● SHORT PROBLEM
Can you transcribe every entry word for word, skipping the images?

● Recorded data
□ □ □ □
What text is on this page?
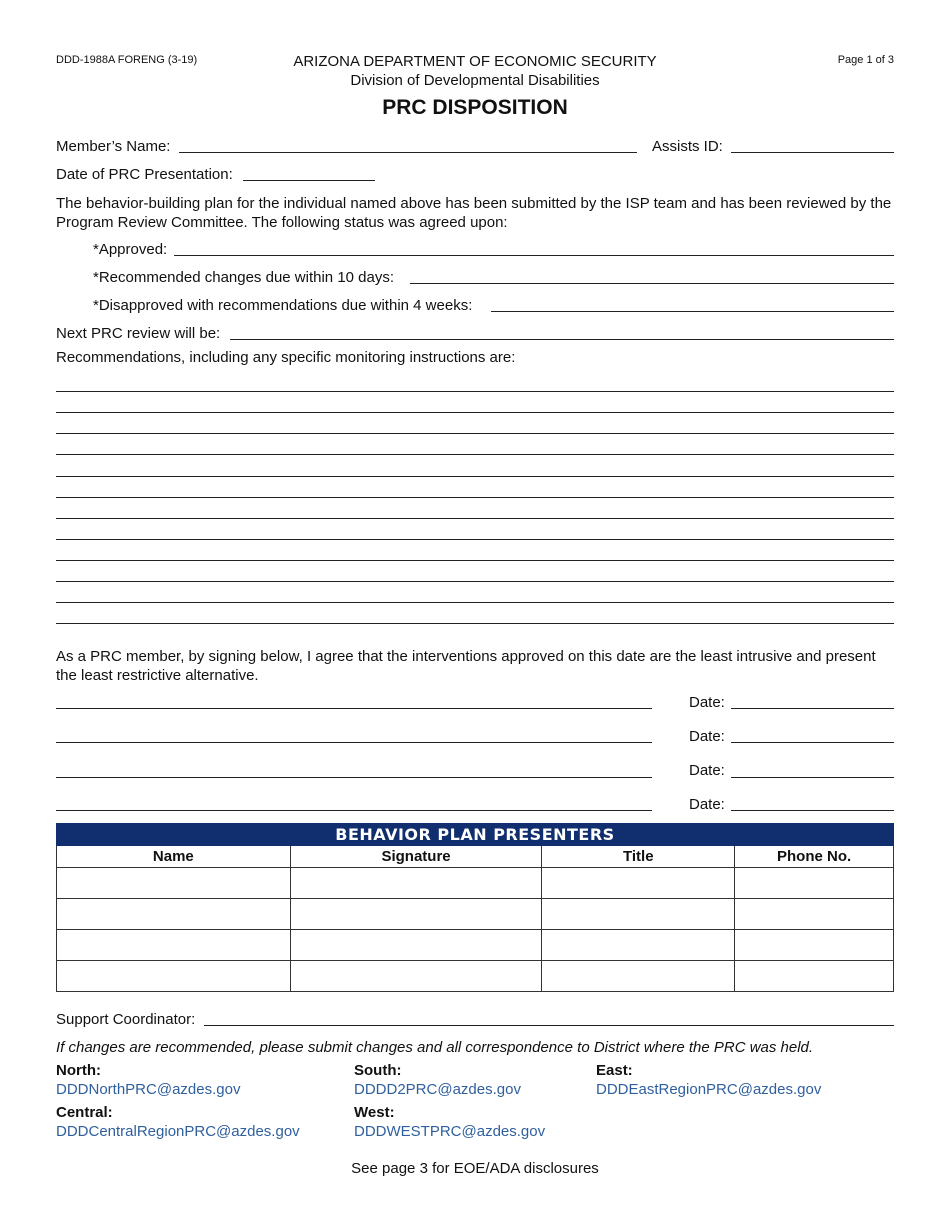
DDD-1988A FORENG (3-19)	ARIZONA DEPARTMENT OF ECONOMIC SECURITY
Division of Developmental Disabilities
Page 1 of 3
PRC DISPOSITION
Member’s Name:	Assists ID:
Date of PRC Presentation:
The behavior-building plan for the individual named above has been submitted by the ISP team and has been reviewed by the Program Review Committee. The following status was agreed upon:
*Approved:
*Recommended changes due within 10 days:
*Disapproved with recommendations due within 4 weeks:
Next PRC review will be:
Recommendations, including any specific monitoring instructions are:
As a PRC member, by signing below, I agree that the interventions approved on this date are the least intrusive and present the least restrictive alternative.
Date:
Date:
Date:
Date:
BEHAVIOR PLAN PRESENTERS			
Name	Signature	Title	Phone No.

Support Coordinator:
If changes are recommended, please submit changes and all correspondence to District where the PRC was held.
North:
DDDNorthPRC@azdes.gov
South:
DDDD2PRC@azdes.gov
East:
DDDEastRegionPRC@azdes.gov
Central:
DDDCentralRegionPRC@azdes.gov
West:
DDDWESTPRC@azdes.gov
See page 3 for EOE/ADA disclosures
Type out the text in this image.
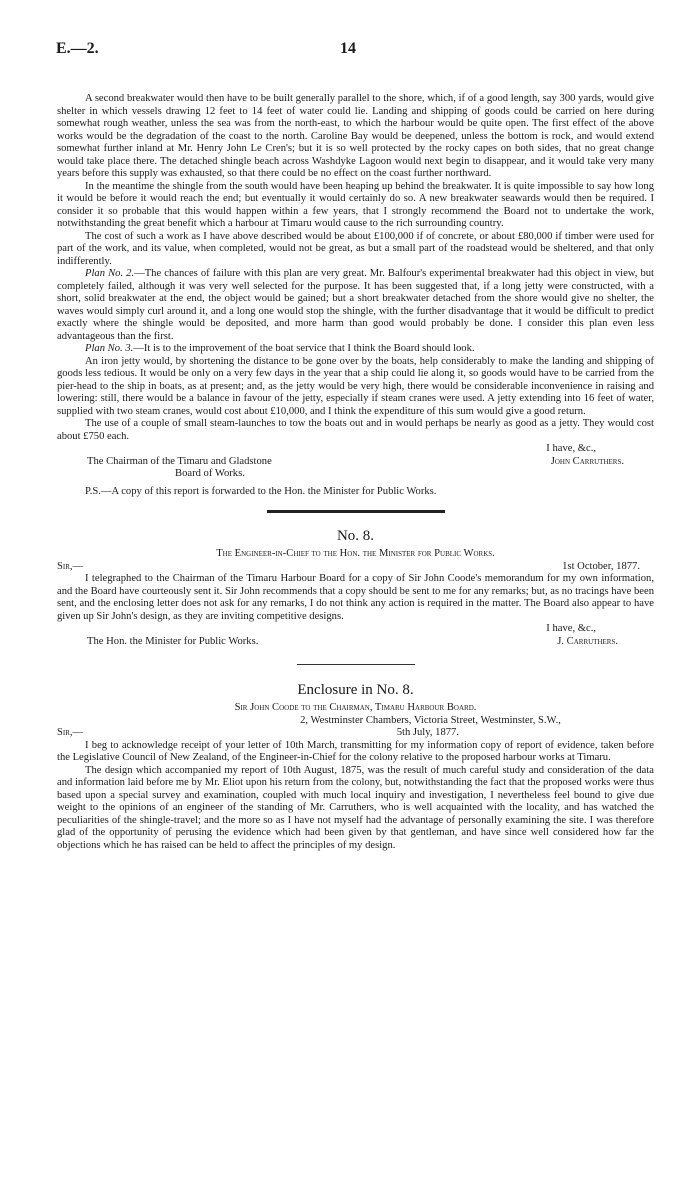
E.—2.	14

A second breakwater would then have to be built generally parallel to the shore, which, if of a good length, say 300 yards, would give shelter in which vessels drawing 12 feet to 14 feet of water could lie. Landing and shipping of goods could be carried on here during somewhat rough weather, unless the sea was from the north-east, to which the harbour would be quite open. The first effect of the above works would be the degradation of the coast to the north. Caroline Bay would be deepened, unless the bottom is rock, and would extend somewhat further inland at Mr. Henry John Le Cren's; but it is so well protected by the rocky capes on both sides, that no great change would take place there. The detached shingle beach across Washdyke Lagoon would next begin to disappear, and it would take very many years before this supply was exhausted, so that there could be no effect on the coast further northward.

In the meantime the shingle from the south would have been heaping up behind the breakwater. It is quite impossible to say how long it would be before it would reach the end; but eventually it would certainly do so. A new breakwater seawards would then be required. I consider it so probable that this would happen within a few years, that I strongly recommend the Board not to undertake the work, notwithstanding the great benefit which a harbour at Timaru would cause to the rich surrounding country.

The cost of such a work as I have above described would be about £100,000 if of concrete, or about £80,000 if timber were used for part of the work, and its value, when completed, would not be great, as but a small part of the roadstead would be sheltered, and that only indifferently.

Plan No. 2.—The chances of failure with this plan are very great. Mr. Balfour's experimental breakwater had this object in view, but completely failed, although it was very well selected for the purpose. It has been suggested that, if a long jetty were constructed, with a short, solid breakwater at the end, the object would be gained; but a short breakwater detached from the shore would give no shelter, the waves would simply curl around it, and a long one would stop the shingle, with the further disadvantage that it would be difficult to predict exactly where the shingle would be deposited, and more harm than good would probably be done. I consider this plan even less advantageous than the first.

Plan No. 3.—It is to the improvement of the boat service that I think the Board should look.

An iron jetty would, by shortening the distance to be gone over by the boats, help considerably to make the landing and shipping of goods less tedious. It would be only on a very few days in the year that a ship could lie along it, so goods would have to be carried from the pier-head to the ship in boats, as at present; and, as the jetty would be very high, there would be considerable inconvenience in raising and lowering: still, there would be a balance in favour of the jetty, especially if steam cranes were used. A jetty extending into 16 feet of water, supplied with two steam cranes, would cost about £10,000, and I think the expenditure of this sum would give a good return.

The use of a couple of small steam-launches to tow the boats out and in would perhaps be nearly as good as a jetty. They would cost about £750 each.

I have, &c.,
The Chairman of the Timaru and Gladstone	John Carruthers.
Board of Works.

P.S.—A copy of this report is forwarded to the Hon. the Minister for Public Works.

No. 8.

The Engineer-in-Chief to the Hon. the Minister for Public Works.

Sir,—	1st October, 1877.

I telegraphed to the Chairman of the Timaru Harbour Board for a copy of Sir John Coode's memorandum for my own information, and the Board have courteously sent it. Sir John recommends that a copy should be sent to me for any remarks; but, as no tracings have been sent, and the enclosing letter does not ask for any remarks, I do not think any action is required in the matter. The Board also appear to have given up Sir John's design, as they are inviting competitive designs.

I have, &c.,
The Hon. the Minister for Public Works.	J. Carruthers.
Enclosure in No. 8.

Sir John Coode to the Chairman, Timaru Harbour Board.

2, Westminster Chambers, Victoria Street, Westminster, S.W.,

Sir,—	5th July, 1877.

I beg to acknowledge receipt of your letter of 10th March, transmitting for my information copy of report of evidence, taken before the Legislative Council of New Zealand, of the Engineer-in-Chief for the colony relative to the proposed harbour works at Timaru.

The design which accompanied my report of 10th August, 1875, was the result of much careful study and consideration of the data and information laid before me by Mr. Eliot upon his return from the colony, but, notwithstanding the fact that the proposed works were thus based upon a special survey and examination, coupled with much local inquiry and investigation, I nevertheless feel bound to give due weight to the opinions of an engineer of the standing of Mr. Carruthers, who is well acquainted with the locality, and has watched the peculiarities of the shingle-travel; and the more so as I have not myself had the advantage of personally examining the site. I was therefore glad of the opportunity of perusing the evidence which had been given by that gentleman, and have since well considered how far the objections which he has raised can be held to affect the principles of my design.
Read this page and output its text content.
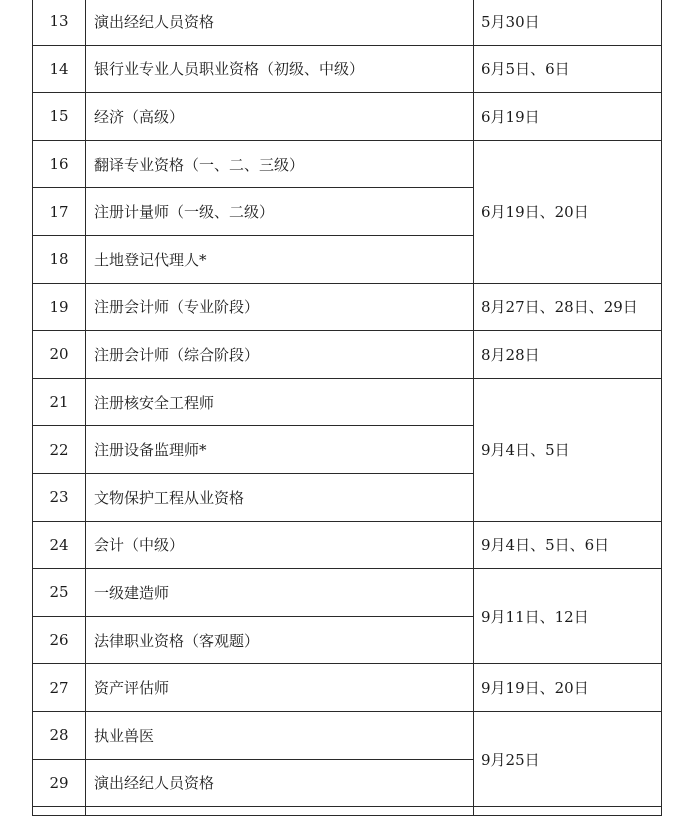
13	演出经纪人员资格	5月30日
14	银行业专业人员职业资格（初级、中级）	6月5日、6日
15	经济（高级）	6月19日
16	翻译专业资格（一、二、三级）	6月19日、20日
17	注册计量师（一级、二级）	
18	土地登记代理人*	
19	注册会计师（专业阶段）	8月27日、28日、29日
20	注册会计师（综合阶段）	8月28日
21	注册核安全工程师	9月4日、5日
22	注册设备监理师*	
23	文物保护工程从业资格	
24	会计（中级）	9月4日、5日、6日
25	一级建造师	9月11日、12日
26	法律职业资格（客观题）	
27	资产评估师	9月19日、20日
28	执业兽医	9月25日
29	演出经纪人员资格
□ □ □ □
● EXPECTED ANSWER
What text is on this page?
DDD-1988A FORENG (3-19)	ARIZONA DEPARTMENT OF ECONOMIC SECURITY
Division of Developmental Disabilities
Page 1 of 3
PRC DISPOSITION
Member’s Name:	Assists ID:
Date of PRC Presentation:
The behavior-building plan for the individual named above has been submitted by the ISP team and has been reviewed by the Program Review Committee. The following status was agreed upon:
*Approved:
*Recommended changes due within 10 days:
*Disapproved with recommendations due within 4 weeks:
Next PRC review will be:
Recommendations, including any specific monitoring instructions are:
As a PRC member, by signing below, I agree that the interventions approved on this date are the least intrusive and present the least restrictive alternative.
Date:
Date:
Date:
Date:
BEHAVIOR PLAN PRESENTERS			
Name	Signature	Title	Phone No.

Support Coordinator:
If changes are recommended, please submit changes and all correspondence to District where the PRC was held.
North:
DDDNorthPRC@azdes.gov
South:
DDDD2PRC@azdes.gov
East:
DDDEastRegionPRC@azdes.gov
Central:
DDDCentralRegionPRC@azdes.gov
West:
DDDWESTPRC@azdes.gov
See page 3 for EOE/ADA disclosures
Type out the text in this image.
E.—2.	14

A second breakwater would then have to be built generally parallel to the shore, which, if of a good length, say 300 yards, would give shelter in which vessels drawing 12 feet to 14 feet of water could lie. Landing and shipping of goods could be carried on here during somewhat rough weather, unless the sea was from the north-east, to which the harbour would be quite open. The first effect of the above works would be the degradation of the coast to the north. Caroline Bay would be deepened, unless the bottom is rock, and would extend somewhat further inland at Mr. Henry John Le Cren's; but it is so well protected by the rocky capes on both sides, that no great change would take place there. The detached shingle beach across Washdyke Lagoon would next begin to disappear, and it would take very many years before this supply was exhausted, so that there could be no effect on the coast further northward.

In the meantime the shingle from the south would have been heaping up behind the breakwater. It is quite impossible to say how long it would be before it would reach the end; but eventually it would certainly do so. A new breakwater seawards would then be required. I consider it so probable that this would happen within a few years, that I strongly recommend the Board not to undertake the work, notwithstanding the great benefit which a harbour at Timaru would cause to the rich surrounding country.

The cost of such a work as I have above described would be about £100,000 if of concrete, or about £80,000 if timber were used for part of the work, and its value, when completed, would not be great, as but a small part of the roadstead would be sheltered, and that only indifferently.

Plan No. 2.—The chances of failure with this plan are very great. Mr. Balfour's experimental breakwater had this object in view, but completely failed, although it was very well selected for the purpose. It has been suggested that, if a long jetty were constructed, with a short, solid breakwater at the end, the object would be gained; but a short breakwater detached from the shore would give no shelter, the waves would simply curl around it, and a long one would stop the shingle, with the further disadvantage that it would be difficult to predict exactly where the shingle would be deposited, and more harm than good would probably be done. I consider this plan even less advantageous than the first.

Plan No. 3.—It is to the improvement of the boat service that I think the Board should look.

An iron jetty would, by shortening the distance to be gone over by the boats, help considerably to make the landing and shipping of goods less tedious. It would be only on a very few days in the year that a ship could lie along it, so goods would have to be carried from the pier-head to the ship in boats, as at present; and, as the jetty would be very high, there would be considerable inconvenience in raising and lowering: still, there would be a balance in favour of the jetty, especially if steam cranes were used. A jetty extending into 16 feet of water, supplied with two steam cranes, would cost about £10,000, and I think the expenditure of this sum would give a good return.

The use of a couple of small steam-launches to tow the boats out and in would perhaps be nearly as good as a jetty. They would cost about £750 each.

I have, &c.,
The Chairman of the Timaru and Gladstone	John Carruthers.
Board of Works.

P.S.—A copy of this report is forwarded to the Hon. the Minister for Public Works.

No. 8.

The Engineer-in-Chief to the Hon. the Minister for Public Works.

Sir,—	1st October, 1877.

I telegraphed to the Chairman of the Timaru Harbour Board for a copy of Sir John Coode's memorandum for my own information, and the Board have courteously sent it. Sir John recommends that a copy should be sent to me for any remarks; but, as no tracings have been sent, and the enclosing letter does not ask for any remarks, I do not think any action is required in the matter. The Board also appear to have given up Sir John's design, as they are inviting competitive designs.

I have, &c.,
The Hon. the Minister for Public Works.	J. Carruthers.
Enclosure in No. 8.

Sir John Coode to the Chairman, Timaru Harbour Board.

2, Westminster Chambers, Victoria Street, Westminster, S.W.,

Sir,—	5th July, 1877.

I beg to acknowledge receipt of your letter of 10th March, transmitting for my information copy of report of evidence, taken before the Legislative Council of New Zealand, of the Engineer-in-Chief for the colony relative to the proposed harbour works at Timaru.

The design which accompanied my report of 10th August, 1875, was the result of much careful study and consideration of the data and information laid before me by Mr. Eliot upon his return from the colony, but, notwithstanding the fact that the proposed works were thus based upon a special survey and examination, coupled with much local inquiry and investigation, I nevertheless feel bound to give due weight to the opinions of an engineer of the standing of Mr. Carruthers, who is well acquainted with the locality, and has watched the peculiarities of the shingle-travel; and the more so as I have not myself had the advantage of personally examining the site. I was therefore glad of the opportunity of perusing the evidence which had been given by that gentleman, and have since well considered how far the objections which he has raised can be held to affect the principles of my design.
Read this page and output its text content.
13	演出经纪人员资格	5月30日
14	银行业专业人员职业资格（初级、中级）	6月5日、6日
15	经济（高级）	6月19日
16	翻译专业资格（一、二、三级）	6月19日、20日
17	注册计量师（一级、二级）	
18	土地登记代理人*	
19	注册会计师（专业阶段）	8月27日、28日、29日
20	注册会计师（综合阶段）	8月28日
21	注册核安全工程师	9月4日、5日
22	注册设备监理师*	
23	文物保护工程从业资格	
24	会计（中级）	9月4日、5日、6日
25	一级建造师	9月11日、12日
26	法律职业资格（客观题）	
27	资产评估师	9月19日、20日
28	执业兽医	9月25日
29	演出经纪人员资格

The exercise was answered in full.